**DATA SUPPLIED**
□ □ □

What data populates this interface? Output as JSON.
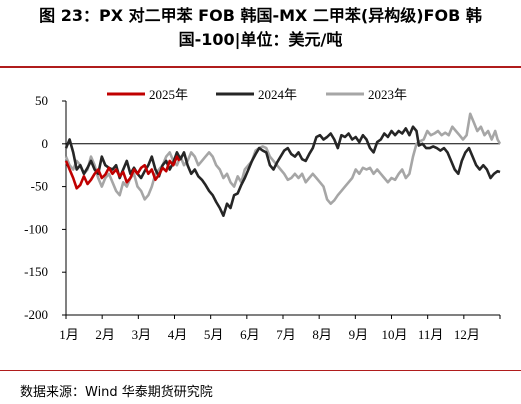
{
  "title": {
    "line1": "图 23：PX 对二甲苯 FOB 韩国-MX 二甲苯(异构级)FOB 韩",
    "line2": "国-100|单位：美元/吨"
  },
  "source": "数据来源：Wind  华泰期货研究院",
  "chart_data": {
    "type": "line",
    "title": "",
    "xlabel": "",
    "ylabel": "",
    "ylim": [
      -200,
      50
    ],
    "yticks": [
      50,
      0,
      -50,
      -100,
      -150,
      -200
    ],
    "xticklabels": [
      "1月",
      "2月",
      "3月",
      "4月",
      "5月",
      "6月",
      "7月",
      "8月",
      "9月",
      "10月",
      "11月",
      "12月"
    ],
    "xunit": "day-of-year",
    "xlim": [
      1,
      365
    ],
    "legend_position": "top",
    "series": [
      {
        "name": "2025年",
        "color": "#c00000",
        "points": [
          [
            1,
            -20
          ],
          [
            4,
            -30
          ],
          [
            7,
            -40
          ],
          [
            10,
            -52
          ],
          [
            13,
            -48
          ],
          [
            16,
            -38
          ],
          [
            19,
            -47
          ],
          [
            22,
            -42
          ],
          [
            25,
            -35
          ],
          [
            28,
            -30
          ],
          [
            31,
            -40
          ],
          [
            34,
            -36
          ],
          [
            37,
            -28
          ],
          [
            40,
            -35
          ],
          [
            43,
            -30
          ],
          [
            46,
            -38
          ],
          [
            49,
            -33
          ],
          [
            52,
            -45
          ],
          [
            55,
            -40
          ],
          [
            58,
            -30
          ],
          [
            61,
            -35
          ],
          [
            64,
            -28
          ],
          [
            67,
            -25
          ],
          [
            70,
            -35
          ],
          [
            73,
            -30
          ],
          [
            76,
            -42
          ],
          [
            79,
            -36
          ],
          [
            82,
            -28
          ],
          [
            85,
            -32
          ],
          [
            88,
            -20
          ],
          [
            91,
            -25
          ],
          [
            94,
            -15
          ],
          [
            96,
            -20
          ]
        ]
      },
      {
        "name": "2024年",
        "color": "#262626",
        "points": [
          [
            1,
            -5
          ],
          [
            4,
            5
          ],
          [
            7,
            -10
          ],
          [
            10,
            -30
          ],
          [
            13,
            -25
          ],
          [
            16,
            -35
          ],
          [
            19,
            -28
          ],
          [
            22,
            -20
          ],
          [
            25,
            -30
          ],
          [
            28,
            -35
          ],
          [
            31,
            -15
          ],
          [
            34,
            -25
          ],
          [
            37,
            -28
          ],
          [
            40,
            -30
          ],
          [
            43,
            -25
          ],
          [
            46,
            -40
          ],
          [
            49,
            -30
          ],
          [
            52,
            -20
          ],
          [
            55,
            -35
          ],
          [
            58,
            -28
          ],
          [
            61,
            -35
          ],
          [
            64,
            -40
          ],
          [
            67,
            -32
          ],
          [
            70,
            -25
          ],
          [
            73,
            -15
          ],
          [
            76,
            -30
          ],
          [
            79,
            -38
          ],
          [
            82,
            -25
          ],
          [
            85,
            -20
          ],
          [
            88,
            -30
          ],
          [
            91,
            -22
          ],
          [
            94,
            -10
          ],
          [
            97,
            -18
          ],
          [
            100,
            -10
          ],
          [
            103,
            -25
          ],
          [
            106,
            -35
          ],
          [
            109,
            -30
          ],
          [
            112,
            -38
          ],
          [
            115,
            -42
          ],
          [
            118,
            -48
          ],
          [
            121,
            -55
          ],
          [
            124,
            -60
          ],
          [
            127,
            -68
          ],
          [
            130,
            -75
          ],
          [
            133,
            -84
          ],
          [
            136,
            -70
          ],
          [
            139,
            -75
          ],
          [
            142,
            -60
          ],
          [
            145,
            -58
          ],
          [
            148,
            -48
          ],
          [
            151,
            -40
          ],
          [
            154,
            -30
          ],
          [
            157,
            -20
          ],
          [
            160,
            -12
          ],
          [
            163,
            -5
          ],
          [
            166,
            -8
          ],
          [
            169,
            -10
          ],
          [
            172,
            -25
          ],
          [
            175,
            -30
          ],
          [
            178,
            -22
          ],
          [
            181,
            -15
          ],
          [
            184,
            -8
          ],
          [
            187,
            -5
          ],
          [
            190,
            -12
          ],
          [
            193,
            -15
          ],
          [
            196,
            -10
          ],
          [
            199,
            -18
          ],
          [
            202,
            -20
          ],
          [
            205,
            -12
          ],
          [
            208,
            -5
          ],
          [
            211,
            8
          ],
          [
            214,
            10
          ],
          [
            217,
            5
          ],
          [
            220,
            8
          ],
          [
            223,
            12
          ],
          [
            226,
            5
          ],
          [
            229,
            -5
          ],
          [
            232,
            10
          ],
          [
            235,
            8
          ],
          [
            238,
            12
          ],
          [
            241,
            5
          ],
          [
            244,
            8
          ],
          [
            247,
            2
          ],
          [
            250,
            10
          ],
          [
            253,
            5
          ],
          [
            256,
            -5
          ],
          [
            259,
            -10
          ],
          [
            262,
            2
          ],
          [
            265,
            5
          ],
          [
            268,
            12
          ],
          [
            271,
            8
          ],
          [
            274,
            15
          ],
          [
            277,
            10
          ],
          [
            280,
            15
          ],
          [
            283,
            12
          ],
          [
            286,
            18
          ],
          [
            289,
            10
          ],
          [
            292,
            20
          ],
          [
            295,
            15
          ],
          [
            297,
            -2
          ],
          [
            300,
            0
          ],
          [
            303,
            -5
          ],
          [
            306,
            -5
          ],
          [
            309,
            -3
          ],
          [
            312,
            -5
          ],
          [
            315,
            -8
          ],
          [
            318,
            -5
          ],
          [
            321,
            -10
          ],
          [
            324,
            -20
          ],
          [
            327,
            -30
          ],
          [
            330,
            -35
          ],
          [
            333,
            -20
          ],
          [
            336,
            -10
          ],
          [
            339,
            -5
          ],
          [
            342,
            -15
          ],
          [
            345,
            -25
          ],
          [
            348,
            -30
          ],
          [
            351,
            -25
          ],
          [
            354,
            -30
          ],
          [
            357,
            -40
          ],
          [
            360,
            -35
          ],
          [
            363,
            -32
          ],
          [
            365,
            -33
          ]
        ]
      },
      {
        "name": "2023年",
        "color": "#a6a6a6",
        "points": [
          [
            1,
            -15
          ],
          [
            4,
            -25
          ],
          [
            7,
            -30
          ],
          [
            10,
            -20
          ],
          [
            13,
            -25
          ],
          [
            16,
            -35
          ],
          [
            19,
            -30
          ],
          [
            22,
            -15
          ],
          [
            25,
            -25
          ],
          [
            28,
            -40
          ],
          [
            31,
            -50
          ],
          [
            34,
            -40
          ],
          [
            37,
            -35
          ],
          [
            40,
            -45
          ],
          [
            43,
            -55
          ],
          [
            46,
            -60
          ],
          [
            49,
            -45
          ],
          [
            52,
            -50
          ],
          [
            55,
            -40
          ],
          [
            58,
            -35
          ],
          [
            61,
            -50
          ],
          [
            64,
            -55
          ],
          [
            67,
            -65
          ],
          [
            70,
            -60
          ],
          [
            73,
            -50
          ],
          [
            76,
            -35
          ],
          [
            79,
            -30
          ],
          [
            82,
            -25
          ],
          [
            85,
            -15
          ],
          [
            88,
            -10
          ],
          [
            91,
            -20
          ],
          [
            94,
            -25
          ],
          [
            97,
            -15
          ],
          [
            100,
            -25
          ],
          [
            103,
            -20
          ],
          [
            106,
            -10
          ],
          [
            109,
            -15
          ],
          [
            112,
            -25
          ],
          [
            115,
            -20
          ],
          [
            118,
            -15
          ],
          [
            121,
            -10
          ],
          [
            124,
            -15
          ],
          [
            127,
            -25
          ],
          [
            130,
            -30
          ],
          [
            133,
            -40
          ],
          [
            136,
            -35
          ],
          [
            139,
            -45
          ],
          [
            142,
            -50
          ],
          [
            145,
            -38
          ],
          [
            148,
            -45
          ],
          [
            151,
            -30
          ],
          [
            154,
            -25
          ],
          [
            157,
            -20
          ],
          [
            160,
            -8
          ],
          [
            163,
            -5
          ],
          [
            166,
            -3
          ],
          [
            169,
            -5
          ],
          [
            172,
            -15
          ],
          [
            175,
            -20
          ],
          [
            178,
            -25
          ],
          [
            181,
            -30
          ],
          [
            184,
            -35
          ],
          [
            187,
            -42
          ],
          [
            190,
            -40
          ],
          [
            193,
            -35
          ],
          [
            196,
            -40
          ],
          [
            199,
            -35
          ],
          [
            202,
            -45
          ],
          [
            205,
            -40
          ],
          [
            208,
            -35
          ],
          [
            211,
            -40
          ],
          [
            214,
            -45
          ],
          [
            217,
            -50
          ],
          [
            220,
            -65
          ],
          [
            223,
            -70
          ],
          [
            226,
            -66
          ],
          [
            229,
            -60
          ],
          [
            232,
            -55
          ],
          [
            235,
            -50
          ],
          [
            238,
            -45
          ],
          [
            241,
            -40
          ],
          [
            244,
            -30
          ],
          [
            247,
            -35
          ],
          [
            250,
            -28
          ],
          [
            253,
            -30
          ],
          [
            256,
            -28
          ],
          [
            259,
            -35
          ],
          [
            262,
            -30
          ],
          [
            265,
            -35
          ],
          [
            268,
            -40
          ],
          [
            271,
            -45
          ],
          [
            274,
            -40
          ],
          [
            277,
            -42
          ],
          [
            280,
            -35
          ],
          [
            283,
            -30
          ],
          [
            286,
            -40
          ],
          [
            289,
            -35
          ],
          [
            292,
            -15
          ],
          [
            295,
            0
          ],
          [
            298,
            3
          ],
          [
            301,
            5
          ],
          [
            304,
            15
          ],
          [
            307,
            10
          ],
          [
            310,
            12
          ],
          [
            313,
            15
          ],
          [
            316,
            10
          ],
          [
            319,
            13
          ],
          [
            322,
            10
          ],
          [
            325,
            20
          ],
          [
            328,
            15
          ],
          [
            331,
            10
          ],
          [
            334,
            5
          ],
          [
            337,
            10
          ],
          [
            340,
            35
          ],
          [
            343,
            25
          ],
          [
            346,
            15
          ],
          [
            349,
            20
          ],
          [
            352,
            10
          ],
          [
            355,
            15
          ],
          [
            358,
            5
          ],
          [
            361,
            15
          ],
          [
            363,
            5
          ],
          [
            365,
            0
          ]
        ]
      }
    ]
  }
}
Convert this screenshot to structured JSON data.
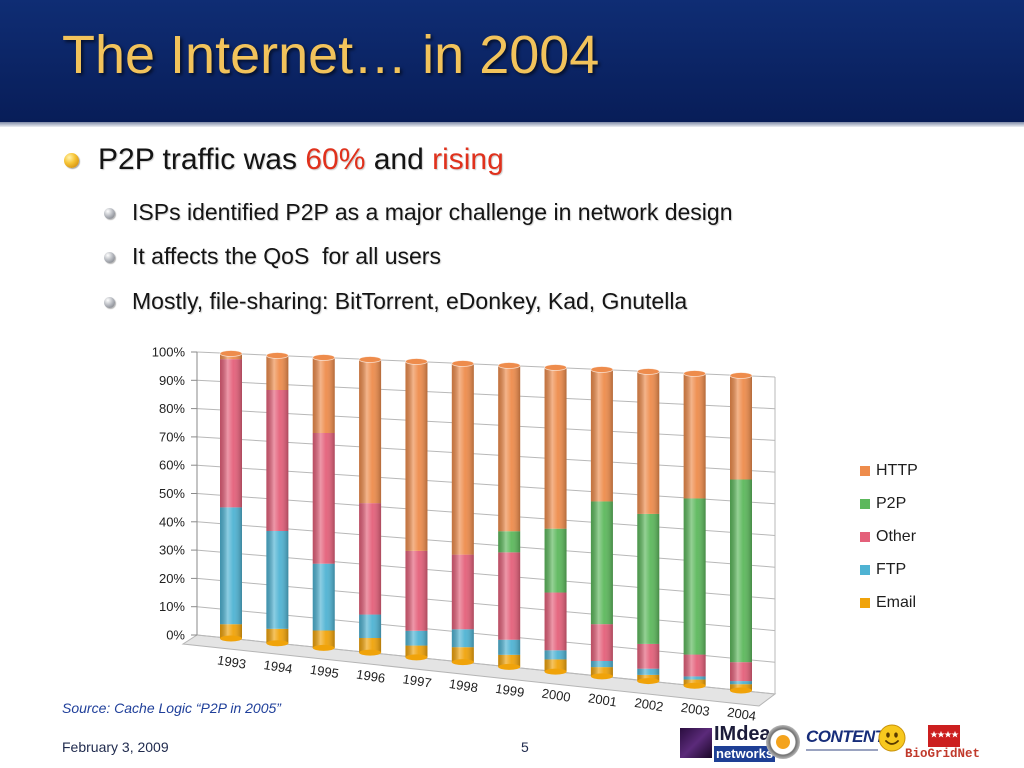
{
  "slide": {
    "title": "The Internet… in 2004",
    "bullet1": {
      "pre": "P2P traffic was ",
      "highlight1": "60%",
      "mid": " and ",
      "highlight2": "rising"
    },
    "subbullets": [
      "ISPs identified P2P as a major challenge in network design",
      "It affects the QoS  for all users",
      "Mostly, file-sharing: BitTorrent, eDonkey, Kad, Gnutella"
    ],
    "source": "Source: Cache Logic “P2P in 2005”",
    "date": "February 3, 2009",
    "page_number": "5",
    "logos": {
      "imdea_top": "IMdea",
      "imdea_bottom": "networks",
      "content": "CONTENT",
      "biogrid": "BioGridNet"
    }
  },
  "colors": {
    "header_bg": "#081d58",
    "title": "#f2c35b",
    "highlight": "#e0311c",
    "source_text": "#1f3f9a"
  },
  "chart_data": {
    "type": "bar",
    "stacked": "percent",
    "title": "",
    "xlabel": "",
    "ylabel": "",
    "categories": [
      "1993",
      "1994",
      "1995",
      "1996",
      "1997",
      "1998",
      "1999",
      "2000",
      "2001",
      "2002",
      "2003",
      "2004"
    ],
    "series": [
      {
        "name": "Email",
        "color": "#f0a30a",
        "values": [
          5,
          5,
          6,
          5,
          4,
          5,
          4,
          4,
          3,
          2,
          2,
          2
        ]
      },
      {
        "name": "FTP",
        "color": "#4fb3d3",
        "values": [
          41,
          34,
          23,
          8,
          5,
          6,
          5,
          3,
          2,
          2,
          1,
          1
        ]
      },
      {
        "name": "Other",
        "color": "#e4607a",
        "values": [
          52,
          49,
          45,
          38,
          27,
          25,
          29,
          19,
          12,
          8,
          7,
          6
        ]
      },
      {
        "name": "P2P",
        "color": "#5cb85c",
        "values": [
          0,
          0,
          0,
          0,
          0,
          0,
          7,
          21,
          40,
          42,
          50,
          58
        ]
      },
      {
        "name": "HTTP",
        "color": "#ee8c4c",
        "values": [
          2,
          12,
          26,
          49,
          64,
          64,
          55,
          53,
          43,
          46,
          40,
          33
        ]
      }
    ],
    "ylim": [
      0,
      100
    ],
    "yticks": [
      "0%",
      "10%",
      "20%",
      "30%",
      "40%",
      "50%",
      "60%",
      "70%",
      "80%",
      "90%",
      "100%"
    ],
    "grid": true,
    "legend": {
      "position": "right",
      "entries": [
        "HTTP",
        "P2P",
        "Other",
        "FTP",
        "Email"
      ]
    }
  }
}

□ □ □

**PROBLEM TO WORK ON**
Identify each line in the records above that contains the word "this", and copy it out in full.

**COMPLETE RESPONSE**
What data populates this interface? Output as JSON.
Convert this screenshot to structured JSON data.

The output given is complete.